Select the lines of the records containing the word "oraz" and list them.
● ● ● ● ● ● ●
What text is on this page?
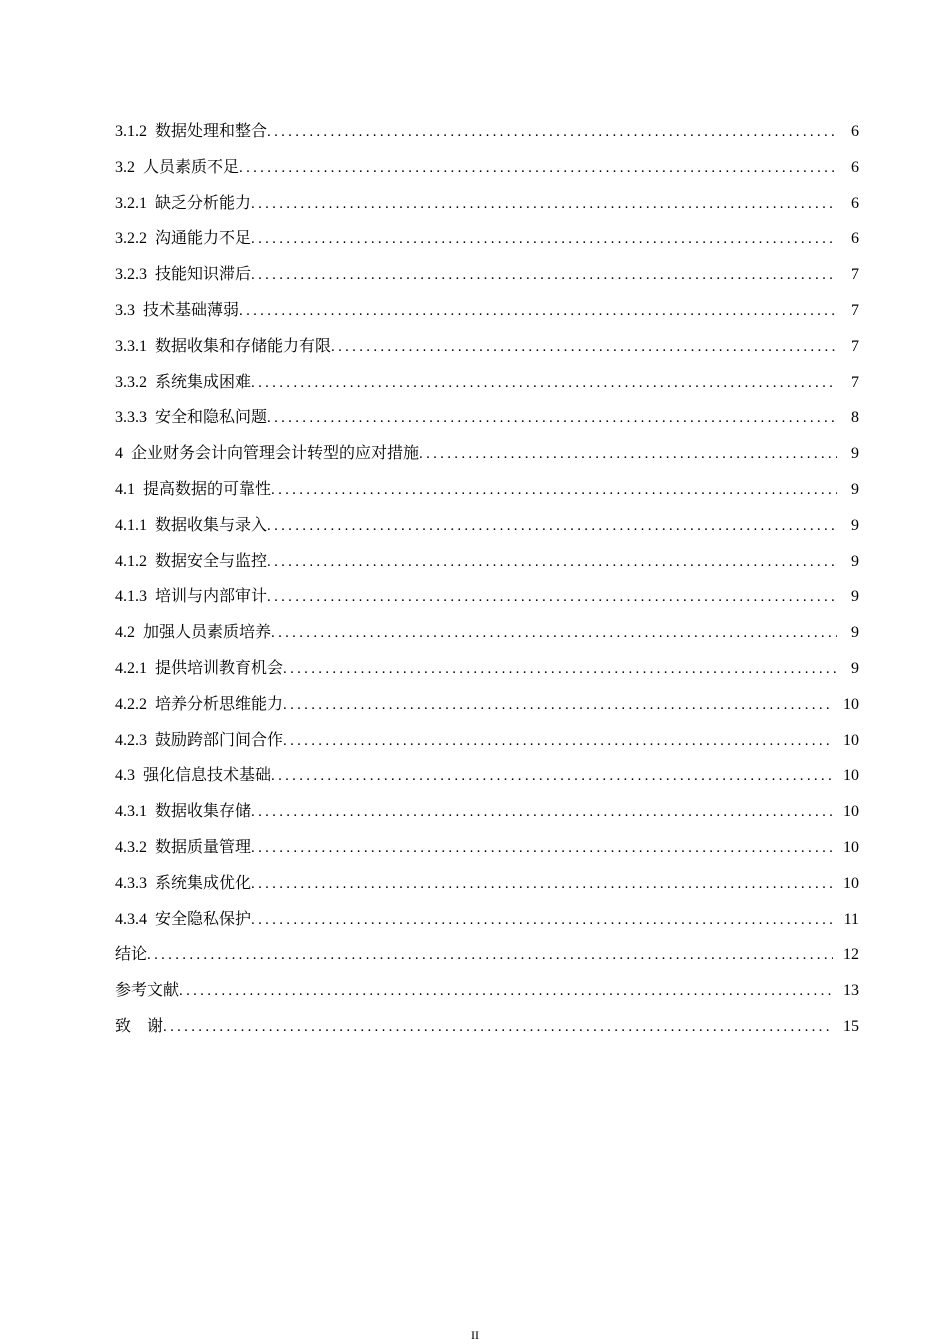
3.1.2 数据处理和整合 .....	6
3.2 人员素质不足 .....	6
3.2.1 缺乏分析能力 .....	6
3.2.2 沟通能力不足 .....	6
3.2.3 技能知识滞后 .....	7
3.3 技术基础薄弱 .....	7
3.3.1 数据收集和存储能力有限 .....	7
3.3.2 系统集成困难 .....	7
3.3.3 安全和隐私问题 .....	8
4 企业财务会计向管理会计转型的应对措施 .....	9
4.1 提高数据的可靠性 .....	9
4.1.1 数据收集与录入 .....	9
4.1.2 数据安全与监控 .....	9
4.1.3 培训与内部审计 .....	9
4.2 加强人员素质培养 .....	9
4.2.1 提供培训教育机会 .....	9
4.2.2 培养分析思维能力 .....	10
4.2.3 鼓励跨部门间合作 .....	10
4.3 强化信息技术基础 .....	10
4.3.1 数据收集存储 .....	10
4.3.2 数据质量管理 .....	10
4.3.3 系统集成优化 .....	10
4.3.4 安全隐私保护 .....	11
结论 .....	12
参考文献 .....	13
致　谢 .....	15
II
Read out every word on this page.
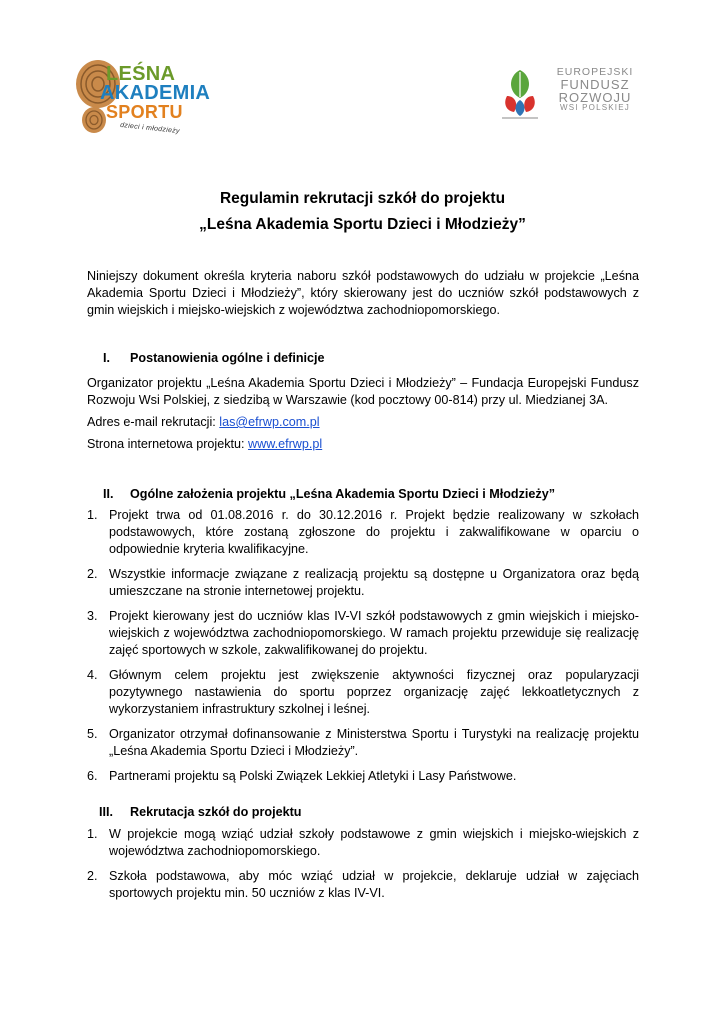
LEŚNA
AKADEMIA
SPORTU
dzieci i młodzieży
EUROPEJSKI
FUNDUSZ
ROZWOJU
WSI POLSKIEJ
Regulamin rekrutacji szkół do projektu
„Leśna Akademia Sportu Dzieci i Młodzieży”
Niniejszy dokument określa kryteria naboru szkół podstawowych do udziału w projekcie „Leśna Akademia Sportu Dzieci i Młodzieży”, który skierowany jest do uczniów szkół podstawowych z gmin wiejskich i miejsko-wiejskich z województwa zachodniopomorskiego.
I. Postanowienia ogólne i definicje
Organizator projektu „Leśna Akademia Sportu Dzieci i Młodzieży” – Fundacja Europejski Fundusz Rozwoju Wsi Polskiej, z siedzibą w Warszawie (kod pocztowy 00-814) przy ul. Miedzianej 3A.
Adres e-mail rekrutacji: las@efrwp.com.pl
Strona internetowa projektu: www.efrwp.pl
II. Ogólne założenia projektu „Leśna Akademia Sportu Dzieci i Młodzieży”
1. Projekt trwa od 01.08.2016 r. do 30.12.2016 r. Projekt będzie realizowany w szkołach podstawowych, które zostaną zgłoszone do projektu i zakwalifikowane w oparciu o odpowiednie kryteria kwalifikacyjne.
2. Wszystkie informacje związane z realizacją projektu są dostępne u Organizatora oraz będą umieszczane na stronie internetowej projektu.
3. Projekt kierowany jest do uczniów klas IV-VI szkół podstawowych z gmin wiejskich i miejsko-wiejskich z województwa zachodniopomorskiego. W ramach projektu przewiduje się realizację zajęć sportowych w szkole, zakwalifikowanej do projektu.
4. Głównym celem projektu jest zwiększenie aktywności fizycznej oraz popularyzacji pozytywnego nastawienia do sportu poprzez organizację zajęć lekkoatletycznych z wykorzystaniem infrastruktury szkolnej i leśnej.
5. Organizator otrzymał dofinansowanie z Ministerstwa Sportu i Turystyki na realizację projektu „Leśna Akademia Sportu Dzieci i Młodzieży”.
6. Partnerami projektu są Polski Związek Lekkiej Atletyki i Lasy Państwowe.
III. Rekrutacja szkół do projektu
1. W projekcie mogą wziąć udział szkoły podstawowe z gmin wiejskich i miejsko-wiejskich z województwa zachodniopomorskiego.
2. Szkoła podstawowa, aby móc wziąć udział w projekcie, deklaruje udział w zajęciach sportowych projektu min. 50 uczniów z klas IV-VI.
● ● ● ● ● ● ●
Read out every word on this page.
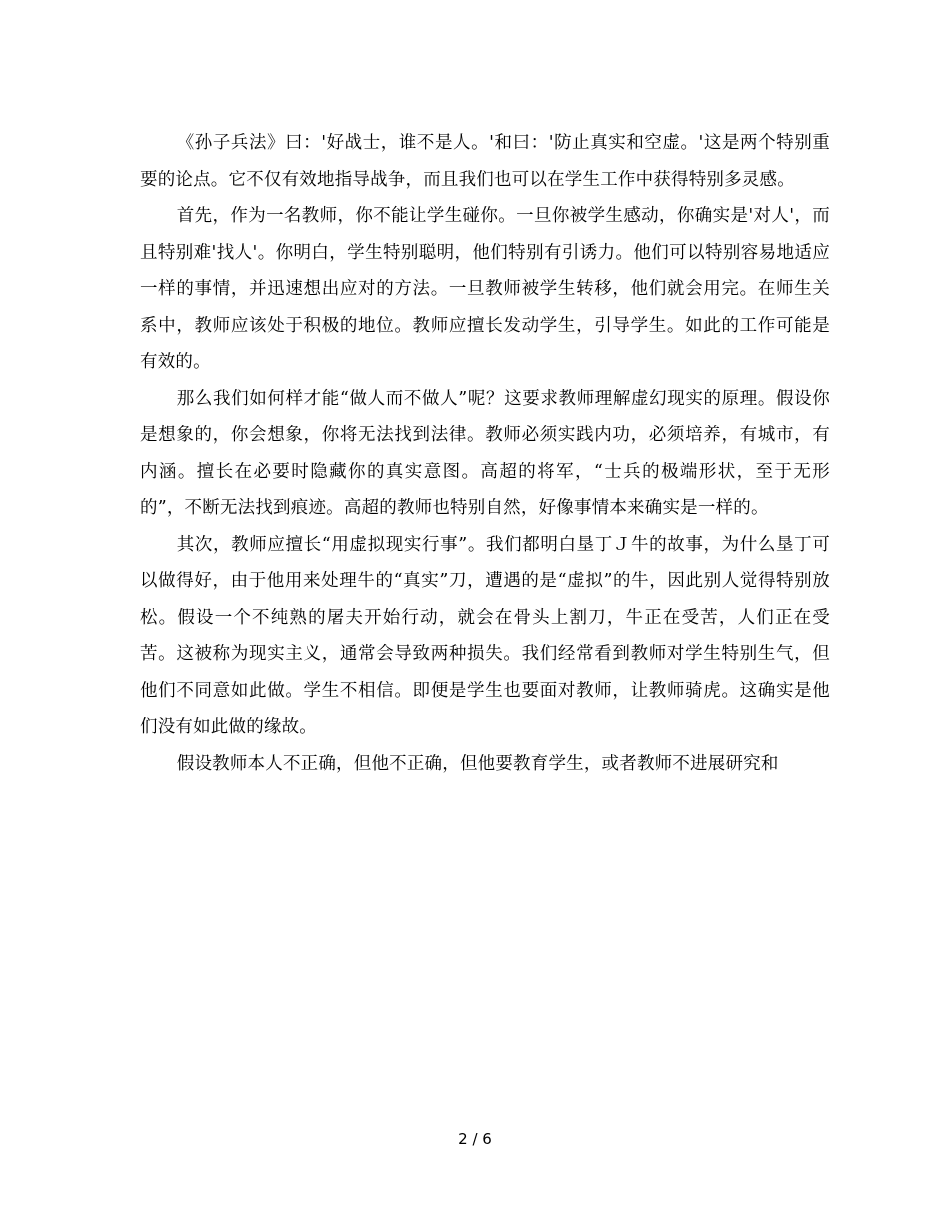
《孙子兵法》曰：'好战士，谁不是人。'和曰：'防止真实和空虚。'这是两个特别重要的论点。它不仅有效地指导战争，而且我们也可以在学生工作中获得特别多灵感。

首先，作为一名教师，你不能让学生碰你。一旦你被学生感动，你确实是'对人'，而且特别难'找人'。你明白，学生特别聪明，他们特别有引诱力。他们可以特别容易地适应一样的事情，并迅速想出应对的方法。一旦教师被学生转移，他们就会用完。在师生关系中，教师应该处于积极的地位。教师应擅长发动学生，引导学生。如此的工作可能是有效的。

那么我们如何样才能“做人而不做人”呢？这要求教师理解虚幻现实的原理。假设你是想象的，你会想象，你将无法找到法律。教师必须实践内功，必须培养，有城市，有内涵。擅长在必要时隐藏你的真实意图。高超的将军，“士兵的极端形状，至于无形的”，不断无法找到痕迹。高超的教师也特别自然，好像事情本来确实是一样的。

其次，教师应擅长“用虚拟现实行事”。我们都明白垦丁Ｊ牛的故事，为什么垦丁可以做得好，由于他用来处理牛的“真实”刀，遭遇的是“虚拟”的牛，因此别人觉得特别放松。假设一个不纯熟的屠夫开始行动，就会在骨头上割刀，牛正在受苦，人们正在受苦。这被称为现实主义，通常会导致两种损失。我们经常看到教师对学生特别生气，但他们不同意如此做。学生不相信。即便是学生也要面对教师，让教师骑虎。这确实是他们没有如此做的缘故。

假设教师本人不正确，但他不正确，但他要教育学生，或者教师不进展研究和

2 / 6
● ● ● ● ● ● ●
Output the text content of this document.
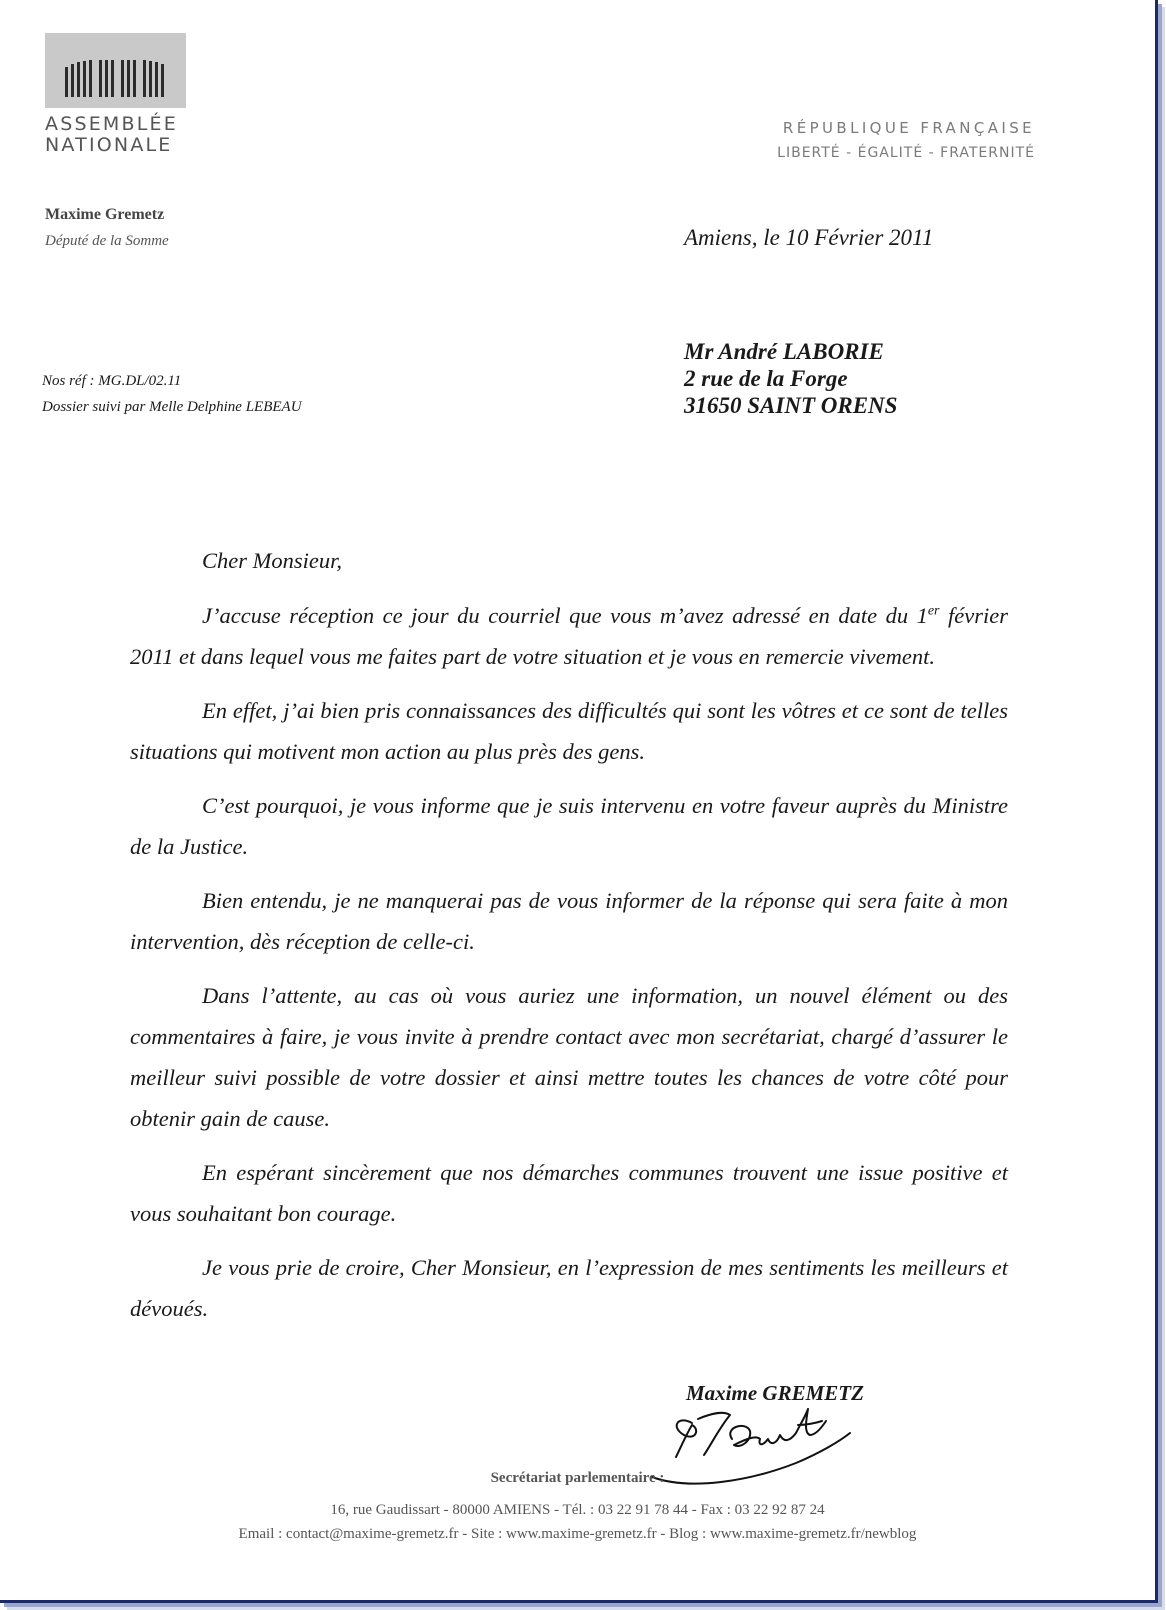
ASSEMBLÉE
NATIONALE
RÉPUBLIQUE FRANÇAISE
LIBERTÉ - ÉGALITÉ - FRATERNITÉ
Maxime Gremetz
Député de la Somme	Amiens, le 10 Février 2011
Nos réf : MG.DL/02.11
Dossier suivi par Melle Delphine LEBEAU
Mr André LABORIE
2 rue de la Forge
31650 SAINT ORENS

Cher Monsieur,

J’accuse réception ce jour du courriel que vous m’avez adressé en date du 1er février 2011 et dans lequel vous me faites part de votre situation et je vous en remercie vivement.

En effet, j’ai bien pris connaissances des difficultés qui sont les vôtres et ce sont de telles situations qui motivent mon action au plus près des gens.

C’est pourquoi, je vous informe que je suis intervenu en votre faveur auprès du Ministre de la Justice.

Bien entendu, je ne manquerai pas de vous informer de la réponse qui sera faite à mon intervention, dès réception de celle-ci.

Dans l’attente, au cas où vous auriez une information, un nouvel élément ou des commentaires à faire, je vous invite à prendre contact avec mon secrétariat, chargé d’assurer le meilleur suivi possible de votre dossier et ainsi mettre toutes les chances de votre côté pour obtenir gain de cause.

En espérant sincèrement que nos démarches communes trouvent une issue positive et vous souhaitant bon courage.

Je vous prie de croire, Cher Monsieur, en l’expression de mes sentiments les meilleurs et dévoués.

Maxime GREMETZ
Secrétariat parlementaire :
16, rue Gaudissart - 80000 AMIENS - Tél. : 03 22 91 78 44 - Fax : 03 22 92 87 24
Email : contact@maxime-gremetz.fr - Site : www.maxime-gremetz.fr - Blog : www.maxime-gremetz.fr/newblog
● ● ● ● ● ● ●
#### RESPONSE:
2. Wszystkie informacje związane z realizacją projektu są dostępne u Organizatora oraz będą umieszczane na stronie internetowej projektu.
4. Głównym celem projektu jest zwiększenie aktywności fizycznej oraz popularyzacji pozytywnego nastawienia do sportu poprzez organizację zajęć lekkoatletycznych z wykorzystaniem infrastruktury szkolnej i leśnej.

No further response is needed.